Items from a figure collection
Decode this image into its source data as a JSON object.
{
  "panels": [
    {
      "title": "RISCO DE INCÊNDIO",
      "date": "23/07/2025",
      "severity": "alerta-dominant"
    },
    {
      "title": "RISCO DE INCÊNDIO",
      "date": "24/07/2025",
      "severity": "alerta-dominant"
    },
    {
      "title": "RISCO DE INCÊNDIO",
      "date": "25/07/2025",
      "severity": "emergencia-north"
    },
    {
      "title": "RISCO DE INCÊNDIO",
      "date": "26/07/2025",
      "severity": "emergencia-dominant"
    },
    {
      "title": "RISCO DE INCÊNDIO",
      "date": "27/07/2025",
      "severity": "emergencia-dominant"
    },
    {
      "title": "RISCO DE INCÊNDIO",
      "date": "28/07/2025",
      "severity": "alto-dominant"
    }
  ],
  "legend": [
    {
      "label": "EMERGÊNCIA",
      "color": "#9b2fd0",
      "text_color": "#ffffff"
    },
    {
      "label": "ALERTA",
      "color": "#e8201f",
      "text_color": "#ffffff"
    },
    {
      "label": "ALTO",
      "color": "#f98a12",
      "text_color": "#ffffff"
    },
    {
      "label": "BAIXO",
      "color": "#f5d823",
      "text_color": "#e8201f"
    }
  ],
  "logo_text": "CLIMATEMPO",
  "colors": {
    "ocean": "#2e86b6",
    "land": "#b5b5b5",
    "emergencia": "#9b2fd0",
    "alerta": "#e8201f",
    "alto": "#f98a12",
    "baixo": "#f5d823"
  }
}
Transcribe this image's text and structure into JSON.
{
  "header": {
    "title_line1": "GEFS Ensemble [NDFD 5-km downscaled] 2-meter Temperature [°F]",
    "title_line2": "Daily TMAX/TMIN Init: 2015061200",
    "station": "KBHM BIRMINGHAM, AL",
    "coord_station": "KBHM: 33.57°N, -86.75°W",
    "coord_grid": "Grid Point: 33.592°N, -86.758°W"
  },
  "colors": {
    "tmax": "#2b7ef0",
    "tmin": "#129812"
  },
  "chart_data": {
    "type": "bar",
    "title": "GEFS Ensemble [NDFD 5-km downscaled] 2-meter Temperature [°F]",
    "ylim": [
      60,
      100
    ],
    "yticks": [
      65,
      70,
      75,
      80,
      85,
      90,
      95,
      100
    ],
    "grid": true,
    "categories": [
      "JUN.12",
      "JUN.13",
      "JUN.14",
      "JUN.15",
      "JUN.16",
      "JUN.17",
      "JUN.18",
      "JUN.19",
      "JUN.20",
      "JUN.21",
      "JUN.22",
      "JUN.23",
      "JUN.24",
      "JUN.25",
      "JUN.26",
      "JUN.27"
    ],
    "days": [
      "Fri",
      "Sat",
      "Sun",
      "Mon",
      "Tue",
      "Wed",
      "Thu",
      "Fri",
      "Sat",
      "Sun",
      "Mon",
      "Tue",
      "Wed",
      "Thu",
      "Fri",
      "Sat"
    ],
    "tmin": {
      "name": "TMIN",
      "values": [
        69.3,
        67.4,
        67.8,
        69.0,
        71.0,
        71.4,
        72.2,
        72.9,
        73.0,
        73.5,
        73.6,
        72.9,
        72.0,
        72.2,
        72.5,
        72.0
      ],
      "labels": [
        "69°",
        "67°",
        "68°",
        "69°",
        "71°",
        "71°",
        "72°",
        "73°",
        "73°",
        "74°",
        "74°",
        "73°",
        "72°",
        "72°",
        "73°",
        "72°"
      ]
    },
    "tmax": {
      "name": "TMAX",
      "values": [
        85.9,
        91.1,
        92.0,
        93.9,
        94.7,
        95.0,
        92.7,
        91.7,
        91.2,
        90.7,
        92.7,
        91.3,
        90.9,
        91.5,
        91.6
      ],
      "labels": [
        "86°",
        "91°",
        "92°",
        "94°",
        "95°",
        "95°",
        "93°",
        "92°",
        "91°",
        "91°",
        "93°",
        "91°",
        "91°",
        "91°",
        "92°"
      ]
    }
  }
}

_Instructions for the task_
Above are some records; repeat all of them exactly.

_Exercise output_
Decode this image into its source data as a JSON object.
{
  "panels": [
    {
      "title": "RISCO DE INCÊNDIO",
      "date": "23/07/2025",
      "severity": "alerta-dominant"
    },
    {
      "title": "RISCO DE INCÊNDIO",
      "date": "24/07/2025",
      "severity": "alerta-dominant"
    },
    {
      "title": "RISCO DE INCÊNDIO",
      "date": "25/07/2025",
      "severity": "emergencia-north"
    },
    {
      "title": "RISCO DE INCÊNDIO",
      "date": "26/07/2025",
      "severity": "emergencia-dominant"
    },
    {
      "title": "RISCO DE INCÊNDIO",
      "date": "27/07/2025",
      "severity": "emergencia-dominant"
    },
    {
      "title": "RISCO DE INCÊNDIO",
      "date": "28/07/2025",
      "severity": "alto-dominant"
    }
  ],
  "legend": [
    {
      "label": "EMERGÊNCIA",
      "color": "#9b2fd0",
      "text_color": "#ffffff"
    },
    {
      "label": "ALERTA",
      "color": "#e8201f",
      "text_color": "#ffffff"
    },
    {
      "label": "ALTO",
      "color": "#f98a12",
      "text_color": "#ffffff"
    },
    {
      "label": "BAIXO",
      "color": "#f5d823",
      "text_color": "#e8201f"
    }
  ],
  "logo_text": "CLIMATEMPO",
  "colors": {
    "ocean": "#2e86b6",
    "land": "#b5b5b5",
    "emergencia": "#9b2fd0",
    "alerta": "#e8201f",
    "alto": "#f98a12",
    "baixo": "#f5d823"
  }
}
Transcribe this image's text and structure into JSON.
{
  "header": {
    "title_line1": "GEFS Ensemble [NDFD 5-km downscaled] 2-meter Temperature [°F]",
    "title_line2": "Daily TMAX/TMIN Init: 2015061200",
    "station": "KBHM BIRMINGHAM, AL",
    "coord_station": "KBHM: 33.57°N, -86.75°W",
    "coord_grid": "Grid Point: 33.592°N, -86.758°W"
  },
  "colors": {
    "tmax": "#2b7ef0",
    "tmin": "#129812"
  },
  "chart_data": {
    "type": "bar",
    "title": "GEFS Ensemble [NDFD 5-km downscaled] 2-meter Temperature [°F]",
    "ylim": [
      60,
      100
    ],
    "yticks": [
      65,
      70,
      75,
      80,
      85,
      90,
      95,
      100
    ],
    "grid": true,
    "categories": [
      "JUN.12",
      "JUN.13",
      "JUN.14",
      "JUN.15",
      "JUN.16",
      "JUN.17",
      "JUN.18",
      "JUN.19",
      "JUN.20",
      "JUN.21",
      "JUN.22",
      "JUN.23",
      "JUN.24",
      "JUN.25",
      "JUN.26",
      "JUN.27"
    ],
    "days": [
      "Fri",
      "Sat",
      "Sun",
      "Mon",
      "Tue",
      "Wed",
      "Thu",
      "Fri",
      "Sat",
      "Sun",
      "Mon",
      "Tue",
      "Wed",
      "Thu",
      "Fri",
      "Sat"
    ],
    "tmin": {
      "name": "TMIN",
      "values": [
        69.3,
        67.4,
        67.8,
        69.0,
        71.0,
        71.4,
        72.2,
        72.9,
        73.0,
        73.5,
        73.6,
        72.9,
        72.0,
        72.2,
        72.5,
        72.0
      ],
      "labels": [
        "69°",
        "67°",
        "68°",
        "69°",
        "71°",
        "71°",
        "72°",
        "73°",
        "73°",
        "74°",
        "74°",
        "73°",
        "72°",
        "72°",
        "73°",
        "72°"
      ]
    },
    "tmax": {
      "name": "TMAX",
      "values": [
        85.9,
        91.1,
        92.0,
        93.9,
        94.7,
        95.0,
        92.7,
        91.7,
        91.2,
        90.7,
        92.7,
        91.3,
        90.9,
        91.5,
        91.6
      ],
      "labels": [
        "86°",
        "91°",
        "92°",
        "94°",
        "95°",
        "95°",
        "93°",
        "92°",
        "91°",
        "91°",
        "93°",
        "91°",
        "91°",
        "91°",
        "92°"
      ]
    }
  }
}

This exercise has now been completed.